WHAT YOU HAVE TO DO
Write out each line from the data below that includes the word "forces".

DATA LINES

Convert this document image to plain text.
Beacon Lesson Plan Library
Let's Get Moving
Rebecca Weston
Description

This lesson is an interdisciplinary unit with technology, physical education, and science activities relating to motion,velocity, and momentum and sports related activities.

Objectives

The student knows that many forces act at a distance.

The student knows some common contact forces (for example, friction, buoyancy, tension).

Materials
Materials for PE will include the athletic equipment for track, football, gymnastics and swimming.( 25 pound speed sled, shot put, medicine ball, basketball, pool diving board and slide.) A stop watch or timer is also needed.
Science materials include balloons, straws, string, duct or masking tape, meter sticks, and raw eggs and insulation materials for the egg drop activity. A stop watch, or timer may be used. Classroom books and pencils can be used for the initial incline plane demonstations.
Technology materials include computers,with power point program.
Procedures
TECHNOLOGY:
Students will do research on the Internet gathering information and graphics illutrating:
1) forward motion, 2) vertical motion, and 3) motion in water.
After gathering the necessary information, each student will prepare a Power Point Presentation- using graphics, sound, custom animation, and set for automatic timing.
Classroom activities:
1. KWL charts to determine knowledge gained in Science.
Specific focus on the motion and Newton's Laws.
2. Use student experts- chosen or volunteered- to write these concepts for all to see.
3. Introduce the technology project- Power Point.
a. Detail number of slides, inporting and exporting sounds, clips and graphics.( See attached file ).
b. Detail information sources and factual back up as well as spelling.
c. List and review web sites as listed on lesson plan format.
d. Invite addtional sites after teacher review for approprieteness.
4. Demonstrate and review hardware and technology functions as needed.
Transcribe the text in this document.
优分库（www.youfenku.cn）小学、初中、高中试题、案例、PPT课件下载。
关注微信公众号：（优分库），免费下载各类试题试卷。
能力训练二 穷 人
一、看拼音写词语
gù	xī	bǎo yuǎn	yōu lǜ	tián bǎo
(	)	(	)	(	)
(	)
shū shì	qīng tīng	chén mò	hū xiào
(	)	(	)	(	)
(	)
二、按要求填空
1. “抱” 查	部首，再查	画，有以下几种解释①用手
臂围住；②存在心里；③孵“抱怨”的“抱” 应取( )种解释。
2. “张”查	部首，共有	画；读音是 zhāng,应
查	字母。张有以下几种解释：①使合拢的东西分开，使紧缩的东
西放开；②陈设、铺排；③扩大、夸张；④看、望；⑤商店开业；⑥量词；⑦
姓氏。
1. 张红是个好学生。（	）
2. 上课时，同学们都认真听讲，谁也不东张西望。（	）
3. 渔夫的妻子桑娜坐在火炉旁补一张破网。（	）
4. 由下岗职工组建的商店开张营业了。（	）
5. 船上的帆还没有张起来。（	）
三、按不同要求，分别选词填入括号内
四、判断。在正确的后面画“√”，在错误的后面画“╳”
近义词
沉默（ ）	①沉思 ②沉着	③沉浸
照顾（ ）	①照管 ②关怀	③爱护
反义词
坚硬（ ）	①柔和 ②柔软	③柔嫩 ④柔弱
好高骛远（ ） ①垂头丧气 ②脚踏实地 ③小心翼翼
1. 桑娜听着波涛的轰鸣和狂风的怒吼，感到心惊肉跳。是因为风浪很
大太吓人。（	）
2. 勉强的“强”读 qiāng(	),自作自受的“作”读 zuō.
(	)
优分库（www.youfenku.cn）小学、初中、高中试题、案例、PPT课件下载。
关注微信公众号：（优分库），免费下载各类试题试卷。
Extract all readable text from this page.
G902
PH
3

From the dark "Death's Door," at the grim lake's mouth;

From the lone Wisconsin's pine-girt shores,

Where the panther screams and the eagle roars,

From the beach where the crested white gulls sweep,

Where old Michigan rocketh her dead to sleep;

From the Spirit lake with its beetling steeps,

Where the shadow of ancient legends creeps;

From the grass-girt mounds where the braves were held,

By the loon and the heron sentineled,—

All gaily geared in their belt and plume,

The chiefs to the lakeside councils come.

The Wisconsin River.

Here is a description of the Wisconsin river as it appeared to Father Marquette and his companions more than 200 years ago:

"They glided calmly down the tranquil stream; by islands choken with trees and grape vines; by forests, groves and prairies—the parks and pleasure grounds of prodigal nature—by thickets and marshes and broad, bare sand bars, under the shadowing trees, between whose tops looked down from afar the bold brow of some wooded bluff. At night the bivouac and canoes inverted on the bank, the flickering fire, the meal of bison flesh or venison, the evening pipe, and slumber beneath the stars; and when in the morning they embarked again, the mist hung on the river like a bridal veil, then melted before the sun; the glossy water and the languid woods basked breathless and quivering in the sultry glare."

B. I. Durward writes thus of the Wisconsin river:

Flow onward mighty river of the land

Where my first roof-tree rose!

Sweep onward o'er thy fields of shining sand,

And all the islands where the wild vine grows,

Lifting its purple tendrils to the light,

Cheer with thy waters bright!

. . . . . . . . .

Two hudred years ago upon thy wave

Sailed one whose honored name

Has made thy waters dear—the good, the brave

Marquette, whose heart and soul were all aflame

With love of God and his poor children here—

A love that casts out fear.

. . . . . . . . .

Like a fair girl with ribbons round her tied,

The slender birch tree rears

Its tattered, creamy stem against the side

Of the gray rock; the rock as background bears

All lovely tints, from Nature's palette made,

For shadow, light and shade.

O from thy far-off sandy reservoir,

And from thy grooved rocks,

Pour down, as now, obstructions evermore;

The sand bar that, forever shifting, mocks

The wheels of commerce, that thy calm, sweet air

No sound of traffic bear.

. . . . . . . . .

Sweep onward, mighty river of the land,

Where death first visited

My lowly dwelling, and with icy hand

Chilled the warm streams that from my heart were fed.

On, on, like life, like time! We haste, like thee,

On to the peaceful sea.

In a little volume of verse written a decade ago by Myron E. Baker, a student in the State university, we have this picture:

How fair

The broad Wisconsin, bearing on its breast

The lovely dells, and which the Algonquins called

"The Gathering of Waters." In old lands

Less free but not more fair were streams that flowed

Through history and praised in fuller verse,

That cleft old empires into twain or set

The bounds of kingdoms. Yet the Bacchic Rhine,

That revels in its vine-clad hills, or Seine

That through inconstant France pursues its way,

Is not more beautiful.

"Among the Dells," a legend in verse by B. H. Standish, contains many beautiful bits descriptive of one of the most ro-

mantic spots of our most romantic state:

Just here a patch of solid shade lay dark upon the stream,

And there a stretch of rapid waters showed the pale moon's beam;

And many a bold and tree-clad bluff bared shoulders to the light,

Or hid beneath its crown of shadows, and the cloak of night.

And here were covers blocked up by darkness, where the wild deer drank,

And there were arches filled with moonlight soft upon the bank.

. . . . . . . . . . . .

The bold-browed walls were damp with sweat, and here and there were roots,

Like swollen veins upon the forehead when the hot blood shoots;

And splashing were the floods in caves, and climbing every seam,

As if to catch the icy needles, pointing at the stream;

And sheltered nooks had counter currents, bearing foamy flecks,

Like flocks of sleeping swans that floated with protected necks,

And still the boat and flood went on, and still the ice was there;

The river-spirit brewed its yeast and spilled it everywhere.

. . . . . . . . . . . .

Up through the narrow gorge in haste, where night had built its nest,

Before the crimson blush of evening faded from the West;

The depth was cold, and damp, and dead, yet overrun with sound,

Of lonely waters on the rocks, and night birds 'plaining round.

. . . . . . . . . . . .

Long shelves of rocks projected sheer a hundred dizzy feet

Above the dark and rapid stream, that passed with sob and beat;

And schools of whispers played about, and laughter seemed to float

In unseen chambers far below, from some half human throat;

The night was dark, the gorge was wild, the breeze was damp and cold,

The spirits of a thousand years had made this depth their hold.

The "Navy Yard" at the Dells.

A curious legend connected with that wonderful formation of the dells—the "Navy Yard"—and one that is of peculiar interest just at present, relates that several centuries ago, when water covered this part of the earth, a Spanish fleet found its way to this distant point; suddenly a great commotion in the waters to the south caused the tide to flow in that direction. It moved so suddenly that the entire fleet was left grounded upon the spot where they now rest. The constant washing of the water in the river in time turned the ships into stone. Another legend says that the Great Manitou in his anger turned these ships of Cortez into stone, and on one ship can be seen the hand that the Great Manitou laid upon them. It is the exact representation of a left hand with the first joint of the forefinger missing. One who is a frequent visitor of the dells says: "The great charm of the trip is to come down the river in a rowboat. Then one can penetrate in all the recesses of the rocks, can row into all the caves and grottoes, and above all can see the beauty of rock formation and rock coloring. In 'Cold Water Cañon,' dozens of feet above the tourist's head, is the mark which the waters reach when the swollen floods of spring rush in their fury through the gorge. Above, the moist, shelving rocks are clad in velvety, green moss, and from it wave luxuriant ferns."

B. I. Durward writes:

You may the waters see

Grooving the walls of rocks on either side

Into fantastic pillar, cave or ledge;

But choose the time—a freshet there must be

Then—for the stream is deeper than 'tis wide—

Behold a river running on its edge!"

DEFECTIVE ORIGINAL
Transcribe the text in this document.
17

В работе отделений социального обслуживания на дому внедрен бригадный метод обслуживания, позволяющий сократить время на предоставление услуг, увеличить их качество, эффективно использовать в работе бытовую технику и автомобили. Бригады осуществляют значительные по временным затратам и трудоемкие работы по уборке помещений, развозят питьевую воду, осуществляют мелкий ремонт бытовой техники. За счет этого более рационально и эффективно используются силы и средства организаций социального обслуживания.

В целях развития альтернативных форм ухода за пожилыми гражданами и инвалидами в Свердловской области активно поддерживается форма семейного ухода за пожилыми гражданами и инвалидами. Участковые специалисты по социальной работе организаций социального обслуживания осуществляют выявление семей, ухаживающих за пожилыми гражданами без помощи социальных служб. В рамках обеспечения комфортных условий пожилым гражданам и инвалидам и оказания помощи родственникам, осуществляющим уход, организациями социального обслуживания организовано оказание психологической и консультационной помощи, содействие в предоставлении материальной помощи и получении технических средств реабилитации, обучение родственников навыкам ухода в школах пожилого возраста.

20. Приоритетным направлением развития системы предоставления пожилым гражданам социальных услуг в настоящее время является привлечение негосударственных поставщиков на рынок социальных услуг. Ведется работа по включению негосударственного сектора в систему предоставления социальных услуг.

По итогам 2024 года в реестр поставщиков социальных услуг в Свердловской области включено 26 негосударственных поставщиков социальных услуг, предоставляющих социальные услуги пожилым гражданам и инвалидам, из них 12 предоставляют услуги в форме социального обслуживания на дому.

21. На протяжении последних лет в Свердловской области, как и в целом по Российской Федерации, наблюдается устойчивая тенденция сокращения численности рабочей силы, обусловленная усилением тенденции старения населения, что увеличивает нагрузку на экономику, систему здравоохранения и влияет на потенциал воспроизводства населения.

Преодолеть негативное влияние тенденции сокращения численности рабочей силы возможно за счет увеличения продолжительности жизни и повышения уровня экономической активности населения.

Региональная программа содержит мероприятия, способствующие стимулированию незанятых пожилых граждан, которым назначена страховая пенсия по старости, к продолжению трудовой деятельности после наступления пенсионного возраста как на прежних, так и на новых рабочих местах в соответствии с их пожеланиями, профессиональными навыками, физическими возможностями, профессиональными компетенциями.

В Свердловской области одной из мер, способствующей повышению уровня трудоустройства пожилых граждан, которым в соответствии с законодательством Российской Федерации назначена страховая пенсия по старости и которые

FINAL RESULT
The student knows that many forces act at a distance.
The student knows some common contact forces (for example, friction, buoyancy, tension).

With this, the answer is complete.